'''

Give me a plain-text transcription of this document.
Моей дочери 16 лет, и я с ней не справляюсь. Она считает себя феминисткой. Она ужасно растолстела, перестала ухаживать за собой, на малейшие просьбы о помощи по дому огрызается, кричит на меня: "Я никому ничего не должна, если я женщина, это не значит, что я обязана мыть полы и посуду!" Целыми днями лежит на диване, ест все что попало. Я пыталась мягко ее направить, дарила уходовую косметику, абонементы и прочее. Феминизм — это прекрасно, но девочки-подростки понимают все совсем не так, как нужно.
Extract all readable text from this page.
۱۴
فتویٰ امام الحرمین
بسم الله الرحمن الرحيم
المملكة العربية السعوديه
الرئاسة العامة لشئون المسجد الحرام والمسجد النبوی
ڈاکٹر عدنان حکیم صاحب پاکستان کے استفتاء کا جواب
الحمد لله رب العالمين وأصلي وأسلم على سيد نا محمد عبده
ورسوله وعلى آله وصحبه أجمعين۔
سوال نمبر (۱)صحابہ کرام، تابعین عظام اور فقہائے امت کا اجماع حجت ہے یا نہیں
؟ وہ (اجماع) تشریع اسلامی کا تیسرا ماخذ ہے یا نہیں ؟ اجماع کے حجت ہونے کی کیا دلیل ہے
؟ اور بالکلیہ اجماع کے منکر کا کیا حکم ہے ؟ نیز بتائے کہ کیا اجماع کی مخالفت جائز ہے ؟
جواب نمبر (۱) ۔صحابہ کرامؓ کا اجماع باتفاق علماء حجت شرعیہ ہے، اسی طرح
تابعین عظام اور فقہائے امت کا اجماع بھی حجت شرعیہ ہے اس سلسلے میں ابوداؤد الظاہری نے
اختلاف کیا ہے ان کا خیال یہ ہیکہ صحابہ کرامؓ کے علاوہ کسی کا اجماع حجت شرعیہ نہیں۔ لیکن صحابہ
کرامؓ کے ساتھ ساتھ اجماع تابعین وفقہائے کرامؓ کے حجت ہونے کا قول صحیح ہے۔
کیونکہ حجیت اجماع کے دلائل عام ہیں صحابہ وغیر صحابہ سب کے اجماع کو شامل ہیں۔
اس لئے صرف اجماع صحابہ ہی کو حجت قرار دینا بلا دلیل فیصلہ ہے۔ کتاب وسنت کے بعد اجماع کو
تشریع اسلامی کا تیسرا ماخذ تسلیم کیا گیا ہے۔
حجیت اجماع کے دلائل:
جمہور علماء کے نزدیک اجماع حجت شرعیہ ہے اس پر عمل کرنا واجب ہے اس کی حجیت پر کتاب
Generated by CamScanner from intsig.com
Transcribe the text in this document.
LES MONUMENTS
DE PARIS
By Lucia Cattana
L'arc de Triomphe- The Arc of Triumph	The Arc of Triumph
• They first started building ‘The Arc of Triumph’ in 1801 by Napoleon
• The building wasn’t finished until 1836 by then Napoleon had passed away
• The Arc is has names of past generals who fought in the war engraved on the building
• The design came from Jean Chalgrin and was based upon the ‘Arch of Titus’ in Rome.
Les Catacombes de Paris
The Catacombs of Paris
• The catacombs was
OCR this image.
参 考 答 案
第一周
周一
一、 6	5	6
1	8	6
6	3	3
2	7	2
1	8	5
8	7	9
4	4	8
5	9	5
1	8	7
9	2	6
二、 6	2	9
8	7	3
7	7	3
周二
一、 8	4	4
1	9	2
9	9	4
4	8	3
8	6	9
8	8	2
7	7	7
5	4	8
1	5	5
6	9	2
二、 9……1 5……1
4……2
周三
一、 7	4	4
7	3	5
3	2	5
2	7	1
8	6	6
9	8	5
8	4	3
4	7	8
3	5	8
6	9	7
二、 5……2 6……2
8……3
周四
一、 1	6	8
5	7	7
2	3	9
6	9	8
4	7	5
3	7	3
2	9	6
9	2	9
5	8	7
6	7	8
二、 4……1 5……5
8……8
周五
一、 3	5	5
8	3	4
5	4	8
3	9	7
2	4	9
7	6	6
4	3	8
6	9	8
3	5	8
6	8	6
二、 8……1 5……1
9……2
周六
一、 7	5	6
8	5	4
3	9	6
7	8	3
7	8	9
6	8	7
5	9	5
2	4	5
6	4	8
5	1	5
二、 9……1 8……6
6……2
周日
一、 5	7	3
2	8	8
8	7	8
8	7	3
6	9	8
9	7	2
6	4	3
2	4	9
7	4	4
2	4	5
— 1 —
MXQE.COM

'''

• _GIVEN TASK_: Above are the records; copy exactly the lines from the one with "OCR this image." through the final line.

• _TASK RESULT_:
OCR this image.
参 考 答 案
第一周
周一
一、 6	5	6
1	8	6
6	3	3
2	7	2
1	8	5
8	7	9
4	4	8
5	9	5
1	8	7
9	2	6
二、 6	2	9
8	7	3
7	7	3
周二
一、 8	4	4
1	9	2
9	9	4
4	8	3
8	6	9
8	8	2
7	7	7
5	4	8
1	5	5
6	9	2
二、 9……1 5……1
4……2
周三
一、 7	4	4
7	3	5
3	2	5
2	7	1
8	6	6
9	8	5
8	4	3
4	7	8
3	5	8
6	9	7
二、 5……2 6……2
8……3
周四
一、 1	6	8
5	7	7
2	3	9
6	9	8
4	7	5
3	7	3
2	9	6
9	2	9
5	8	7
6	7	8
二、 4……1 5……5
8……8
周五
一、 3	5	5
8	3	4
5	4	8
3	9	7
2	4	9
7	6	6
4	3	8
6	9	8
3	5	8
6	8	6
二、 8……1 5……1
9……2
周六
一、 7	5	6
8	5	4
3	9	6
7	8	3
7	8	9
6	8	7
5	9	5
2	4	5
6	4	8
5	1	5
二、 9……1 8……6
6……2
周日
一、 5	7	3
2	8	8
8	7	8
8	7	3
6	9	8
9	7	2
6	4	3
2	4	9
7	4	4
2	4	5
— 1 —
MXQE.COM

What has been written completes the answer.